Problem to solve: Every entry below must be repeated exactly; skip the pictures.

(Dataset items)
══════
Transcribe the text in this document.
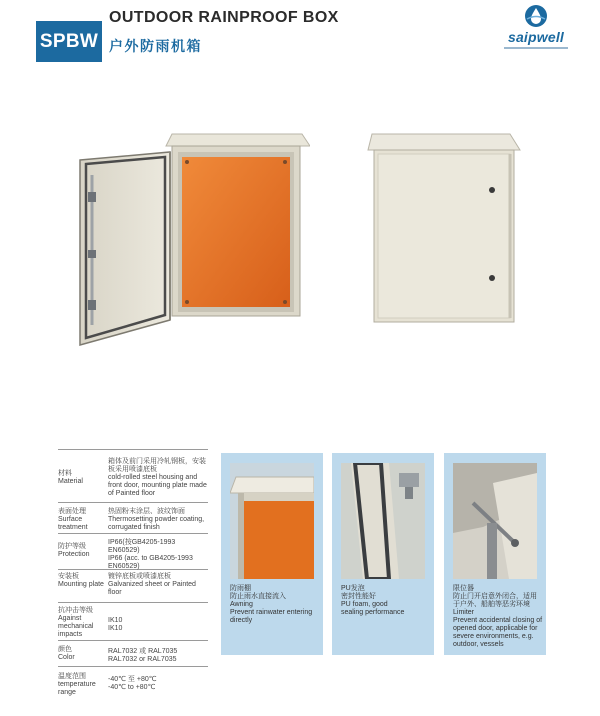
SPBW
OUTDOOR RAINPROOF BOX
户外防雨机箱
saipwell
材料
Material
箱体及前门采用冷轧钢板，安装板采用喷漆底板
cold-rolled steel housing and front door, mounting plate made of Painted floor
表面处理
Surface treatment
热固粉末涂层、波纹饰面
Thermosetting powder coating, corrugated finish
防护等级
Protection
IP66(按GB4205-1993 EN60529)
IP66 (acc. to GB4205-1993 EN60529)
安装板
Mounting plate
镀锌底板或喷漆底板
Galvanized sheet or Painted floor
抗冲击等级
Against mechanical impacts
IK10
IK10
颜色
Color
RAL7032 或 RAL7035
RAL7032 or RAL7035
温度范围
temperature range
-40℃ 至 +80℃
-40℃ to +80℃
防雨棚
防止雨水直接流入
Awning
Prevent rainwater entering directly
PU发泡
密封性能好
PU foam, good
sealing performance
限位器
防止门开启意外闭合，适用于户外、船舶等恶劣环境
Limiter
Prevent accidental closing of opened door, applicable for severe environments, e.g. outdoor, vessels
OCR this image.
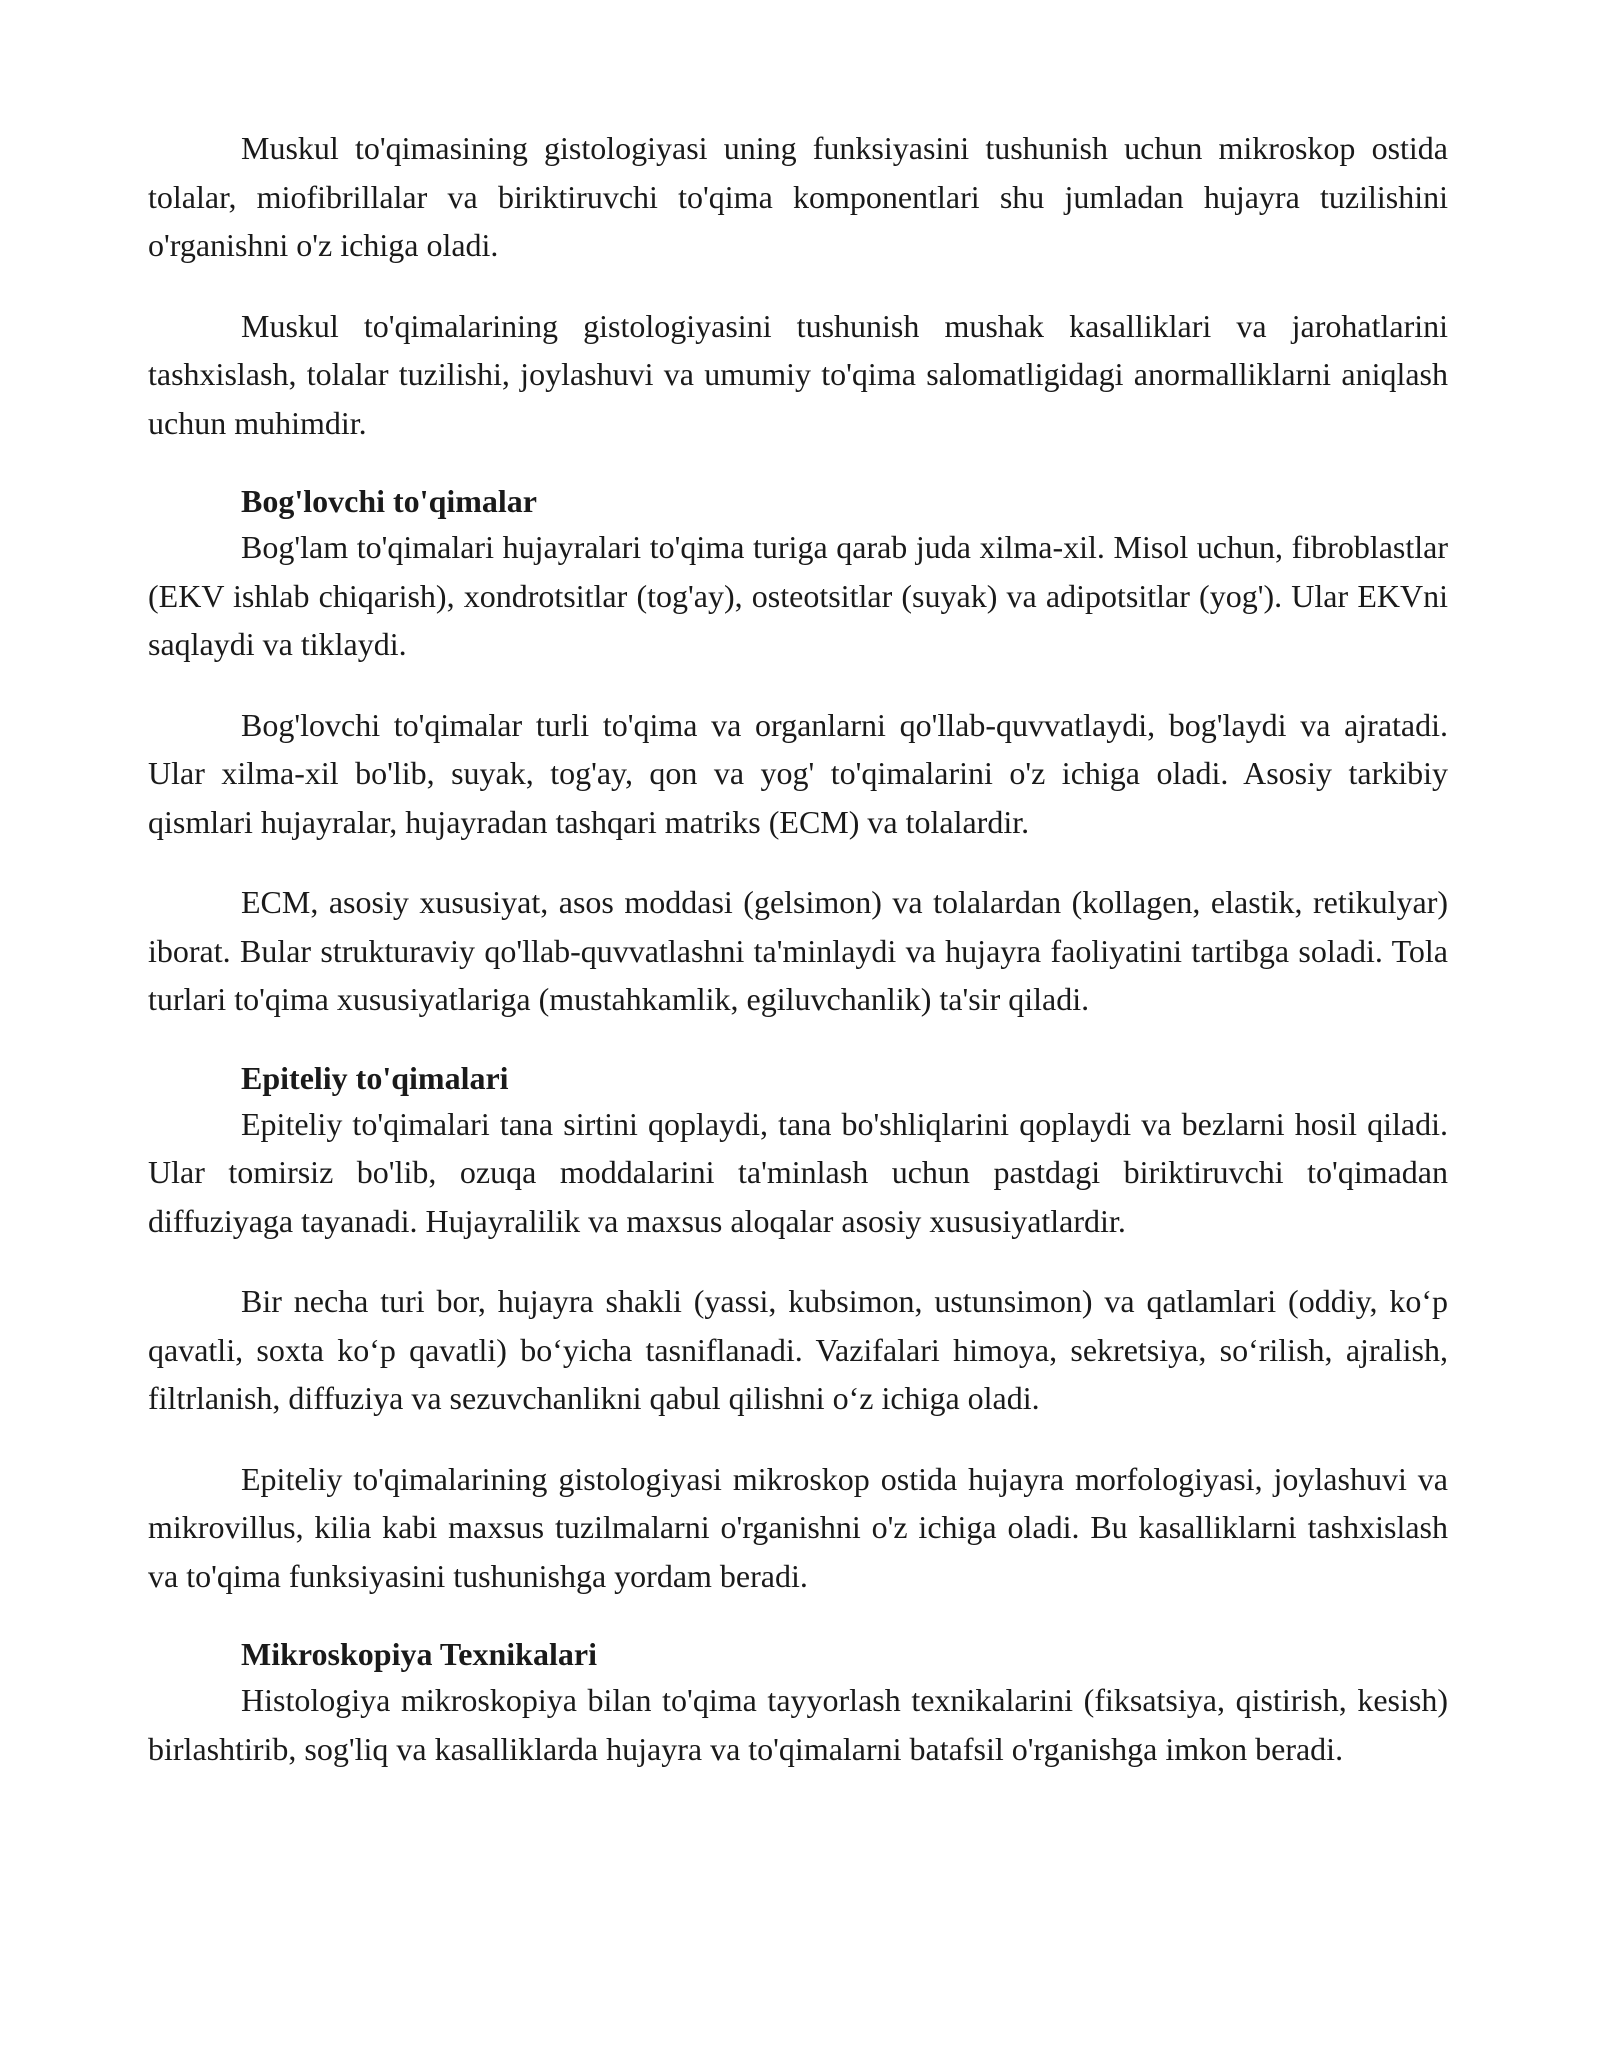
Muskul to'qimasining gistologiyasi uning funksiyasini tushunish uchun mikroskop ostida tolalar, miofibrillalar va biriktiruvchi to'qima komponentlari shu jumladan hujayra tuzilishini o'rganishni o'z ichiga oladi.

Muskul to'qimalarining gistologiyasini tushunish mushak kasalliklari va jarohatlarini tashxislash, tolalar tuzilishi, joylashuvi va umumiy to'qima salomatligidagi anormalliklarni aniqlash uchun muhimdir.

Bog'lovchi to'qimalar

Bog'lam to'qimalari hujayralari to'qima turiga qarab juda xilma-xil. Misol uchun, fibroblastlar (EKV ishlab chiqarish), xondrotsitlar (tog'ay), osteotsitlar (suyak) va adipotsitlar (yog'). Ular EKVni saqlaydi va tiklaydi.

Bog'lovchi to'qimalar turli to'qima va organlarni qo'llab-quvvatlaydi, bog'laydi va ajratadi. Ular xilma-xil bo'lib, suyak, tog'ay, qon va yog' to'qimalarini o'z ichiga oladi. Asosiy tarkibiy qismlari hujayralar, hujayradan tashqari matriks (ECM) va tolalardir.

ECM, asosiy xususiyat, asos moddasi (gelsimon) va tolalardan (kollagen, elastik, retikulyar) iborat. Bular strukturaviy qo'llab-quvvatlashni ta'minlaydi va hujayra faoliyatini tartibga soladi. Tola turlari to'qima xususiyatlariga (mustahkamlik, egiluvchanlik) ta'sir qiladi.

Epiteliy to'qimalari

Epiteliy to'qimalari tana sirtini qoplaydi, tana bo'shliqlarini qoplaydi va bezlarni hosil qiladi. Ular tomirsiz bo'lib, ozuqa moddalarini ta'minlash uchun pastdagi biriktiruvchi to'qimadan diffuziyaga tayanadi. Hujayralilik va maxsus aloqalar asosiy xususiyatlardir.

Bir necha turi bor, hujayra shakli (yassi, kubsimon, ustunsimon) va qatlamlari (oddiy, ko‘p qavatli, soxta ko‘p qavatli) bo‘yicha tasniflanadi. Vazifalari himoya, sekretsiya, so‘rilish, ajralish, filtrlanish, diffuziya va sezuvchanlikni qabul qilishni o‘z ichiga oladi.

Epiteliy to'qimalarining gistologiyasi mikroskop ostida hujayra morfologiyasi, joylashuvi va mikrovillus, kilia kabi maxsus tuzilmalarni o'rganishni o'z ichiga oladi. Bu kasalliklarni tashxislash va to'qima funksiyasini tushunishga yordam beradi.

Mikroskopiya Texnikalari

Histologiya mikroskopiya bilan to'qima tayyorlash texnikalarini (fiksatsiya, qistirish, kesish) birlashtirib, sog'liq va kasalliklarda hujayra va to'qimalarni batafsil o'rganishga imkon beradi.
══════
Task answer:
Transcribe the text in this document.
SPBW
OUTDOOR RAINPROOF BOX
户外防雨机箱
saipwell
材料
Material
箱体及前门采用冷轧钢板，安装板采用喷漆底板
cold-rolled steel housing and front door, mounting plate made of Painted floor
表面处理
Surface treatment
热固粉末涂层、波纹饰面
Thermosetting powder coating, corrugated finish
防护等级
Protection
IP66(按GB4205-1993 EN60529)
IP66 (acc. to GB4205-1993 EN60529)
安装板
Mounting plate
镀锌底板或喷漆底板
Galvanized sheet or Painted floor
抗冲击等级
Against mechanical impacts
IK10
IK10
颜色
Color
RAL7032 或 RAL7035
RAL7032 or RAL7035
温度范围
temperature range
-40℃ 至 +80℃
-40℃ to +80℃
防雨棚
防止雨水直接流入
Awning
Prevent rainwater entering directly
PU发泡
密封性能好
PU foam, good
sealing performance
限位器
防止门开启意外闭合，适用于户外、船舶等恶劣环境
Limiter
Prevent accidental closing of opened door, applicable for severe environments, e.g. outdoor, vessels
OCR this image.
Muskul to'qimasining gistologiyasi uning funksiyasini tushunish uchun mikroskop ostida tolalar, miofibrillalar va biriktiruvchi to'qima komponentlari shu jumladan hujayra tuzilishini o'rganishni o'z ichiga oladi.

Muskul to'qimalarining gistologiyasini tushunish mushak kasalliklari va jarohatlarini tashxislash, tolalar tuzilishi, joylashuvi va umumiy to'qima salomatligidagi anormalliklarni aniqlash uchun muhimdir.

Bog'lovchi to'qimalar

Bog'lam to'qimalari hujayralari to'qima turiga qarab juda xilma-xil. Misol uchun, fibroblastlar (EKV ishlab chiqarish), xondrotsitlar (tog'ay), osteotsitlar (suyak) va adipotsitlar (yog'). Ular EKVni saqlaydi va tiklaydi.

Bog'lovchi to'qimalar turli to'qima va organlarni qo'llab-quvvatlaydi, bog'laydi va ajratadi. Ular xilma-xil bo'lib, suyak, tog'ay, qon va yog' to'qimalarini o'z ichiga oladi. Asosiy tarkibiy qismlari hujayralar, hujayradan tashqari matriks (ECM) va tolalardir.

ECM, asosiy xususiyat, asos moddasi (gelsimon) va tolalardan (kollagen, elastik, retikulyar) iborat. Bular strukturaviy qo'llab-quvvatlashni ta'minlaydi va hujayra faoliyatini tartibga soladi. Tola turlari to'qima xususiyatlariga (mustahkamlik, egiluvchanlik) ta'sir qiladi.

Epiteliy to'qimalari

Epiteliy to'qimalari tana sirtini qoplaydi, tana bo'shliqlarini qoplaydi va bezlarni hosil qiladi. Ular tomirsiz bo'lib, ozuqa moddalarini ta'minlash uchun pastdagi biriktiruvchi to'qimadan diffuziyaga tayanadi. Hujayralilik va maxsus aloqalar asosiy xususiyatlardir.

Bir necha turi bor, hujayra shakli (yassi, kubsimon, ustunsimon) va qatlamlari (oddiy, ko‘p qavatli, soxta ko‘p qavatli) bo‘yicha tasniflanadi. Vazifalari himoya, sekretsiya, so‘rilish, ajralish, filtrlanish, diffuziya va sezuvchanlikni qabul qilishni o‘z ichiga oladi.

Epiteliy to'qimalarining gistologiyasi mikroskop ostida hujayra morfologiyasi, joylashuvi va mikrovillus, kilia kabi maxsus tuzilmalarni o'rganishni o'z ichiga oladi. Bu kasalliklarni tashxislash va to'qima funksiyasini tushunishga yordam beradi.

Mikroskopiya Texnikalari

Histologiya mikroskopiya bilan to'qima tayyorlash texnikalarini (fiksatsiya, qistirish, kesish) birlashtirib, sog'liq va kasalliklarda hujayra va to'qimalarni batafsil o'rganishga imkon beradi.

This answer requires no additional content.